**YOUR ASSIGNMENT:**
Below are entries to reproduce exactly, apart from their pictures.

(RECORDS begins)

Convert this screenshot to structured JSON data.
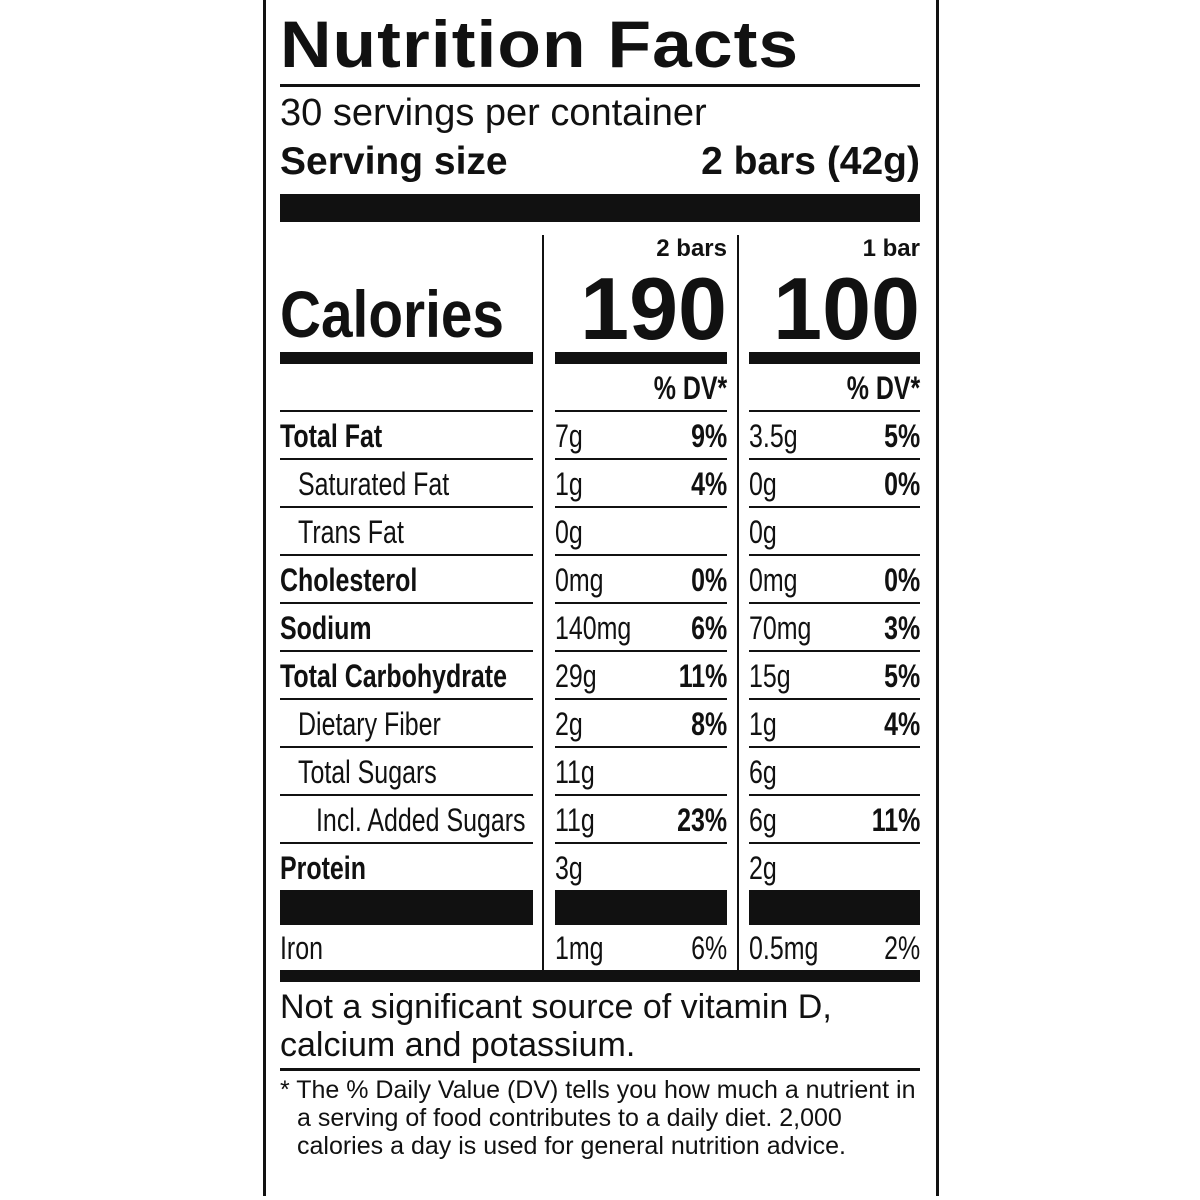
{
  "title": "Nutrition Facts",
  "servings_per_container": "30 servings per container",
  "serving_size_label": "Serving size",
  "serving_size_value": "2 bars (42g)",
  "columns": [
    {
      "header": "2 bars",
      "calories": "190",
      "dv_label": "% DV*"
    },
    {
      "header": "1 bar",
      "calories": "100",
      "dv_label": "% DV*"
    }
  ],
  "calories_label": "Calories",
  "rows": [
    {
      "name": "Total Fat",
      "bold": true,
      "indent": 0,
      "v1": "7g",
      "d1": "9%",
      "v2": "3.5g",
      "d2": "5%"
    },
    {
      "name": "Saturated Fat",
      "bold": false,
      "indent": 1,
      "v1": "1g",
      "d1": "4%",
      "v2": "0g",
      "d2": "0%"
    },
    {
      "name": "Trans Fat",
      "bold": false,
      "indent": 1,
      "v1": "0g",
      "d1": "",
      "v2": "0g",
      "d2": ""
    },
    {
      "name": "Cholesterol",
      "bold": true,
      "indent": 0,
      "v1": "0mg",
      "d1": "0%",
      "v2": "0mg",
      "d2": "0%"
    },
    {
      "name": "Sodium",
      "bold": true,
      "indent": 0,
      "v1": "140mg",
      "d1": "6%",
      "v2": "70mg",
      "d2": "3%"
    },
    {
      "name": "Total Carbohydrate",
      "bold": true,
      "indent": 0,
      "v1": "29g",
      "d1": "11%",
      "v2": "15g",
      "d2": "5%"
    },
    {
      "name": "Dietary Fiber",
      "bold": false,
      "indent": 1,
      "v1": "2g",
      "d1": "8%",
      "v2": "1g",
      "d2": "4%"
    },
    {
      "name": "Total Sugars",
      "bold": false,
      "indent": 1,
      "v1": "11g",
      "d1": "",
      "v2": "6g",
      "d2": ""
    },
    {
      "name": "Incl. Added Sugars",
      "bold": false,
      "indent": 2,
      "v1": "11g",
      "d1": "23%",
      "v2": "6g",
      "d2": "11%"
    },
    {
      "name": "Protein",
      "bold": true,
      "indent": 0,
      "v1": "3g",
      "d1": "",
      "v2": "2g",
      "d2": ""
    }
  ],
  "iron": {
    "name": "Iron",
    "v1": "1mg",
    "d1": "6%",
    "v2": "0.5mg",
    "d2": "2%"
  },
  "footnote_vitamins": "Not a significant source of vitamin D, calcium and potassium.",
  "footnote_dv": "* The % Daily Value (DV) tells you how much a nutrient in a serving of food contributes to a daily diet. 2,000 calories a day is used for general nutrition advice."
}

(RECORDS ends)

**COMPLETED EXERCISE:**
Convert this screenshot to structured JSON data.
{
  "title": "Nutrition Facts",
  "servings_per_container": "30 servings per container",
  "serving_size_label": "Serving size",
  "serving_size_value": "2 bars (42g)",
  "columns": [
    {
      "header": "2 bars",
      "calories": "190",
      "dv_label": "% DV*"
    },
    {
      "header": "1 bar",
      "calories": "100",
      "dv_label": "% DV*"
    }
  ],
  "calories_label": "Calories",
  "rows": [
    {
      "name": "Total Fat",
      "bold": true,
      "indent": 0,
      "v1": "7g",
      "d1": "9%",
      "v2": "3.5g",
      "d2": "5%"
    },
    {
      "name": "Saturated Fat",
      "bold": false,
      "indent": 1,
      "v1": "1g",
      "d1": "4%",
      "v2": "0g",
      "d2": "0%"
    },
    {
      "name": "Trans Fat",
      "bold": false,
      "indent": 1,
      "v1": "0g",
      "d1": "",
      "v2": "0g",
      "d2": ""
    },
    {
      "name": "Cholesterol",
      "bold": true,
      "indent": 0,
      "v1": "0mg",
      "d1": "0%",
      "v2": "0mg",
      "d2": "0%"
    },
    {
      "name": "Sodium",
      "bold": true,
      "indent": 0,
      "v1": "140mg",
      "d1": "6%",
      "v2": "70mg",
      "d2": "3%"
    },
    {
      "name": "Total Carbohydrate",
      "bold": true,
      "indent": 0,
      "v1": "29g",
      "d1": "11%",
      "v2": "15g",
      "d2": "5%"
    },
    {
      "name": "Dietary Fiber",
      "bold": false,
      "indent": 1,
      "v1": "2g",
      "d1": "8%",
      "v2": "1g",
      "d2": "4%"
    },
    {
      "name": "Total Sugars",
      "bold": false,
      "indent": 1,
      "v1": "11g",
      "d1": "",
      "v2": "6g",
      "d2": ""
    },
    {
      "name": "Incl. Added Sugars",
      "bold": false,
      "indent": 2,
      "v1": "11g",
      "d1": "23%",
      "v2": "6g",
      "d2": "11%"
    },
    {
      "name": "Protein",
      "bold": true,
      "indent": 0,
      "v1": "3g",
      "d1": "",
      "v2": "2g",
      "d2": ""
    }
  ],
  "iron": {
    "name": "Iron",
    "v1": "1mg",
    "d1": "6%",
    "v2": "0.5mg",
    "d2": "2%"
  },
  "footnote_vitamins": "Not a significant source of vitamin D, calcium and potassium.",
  "footnote_dv": "* The % Daily Value (DV) tells you how much a nutrient in a serving of food contributes to a daily diet. 2,000 calories a day is used for general nutrition advice."
}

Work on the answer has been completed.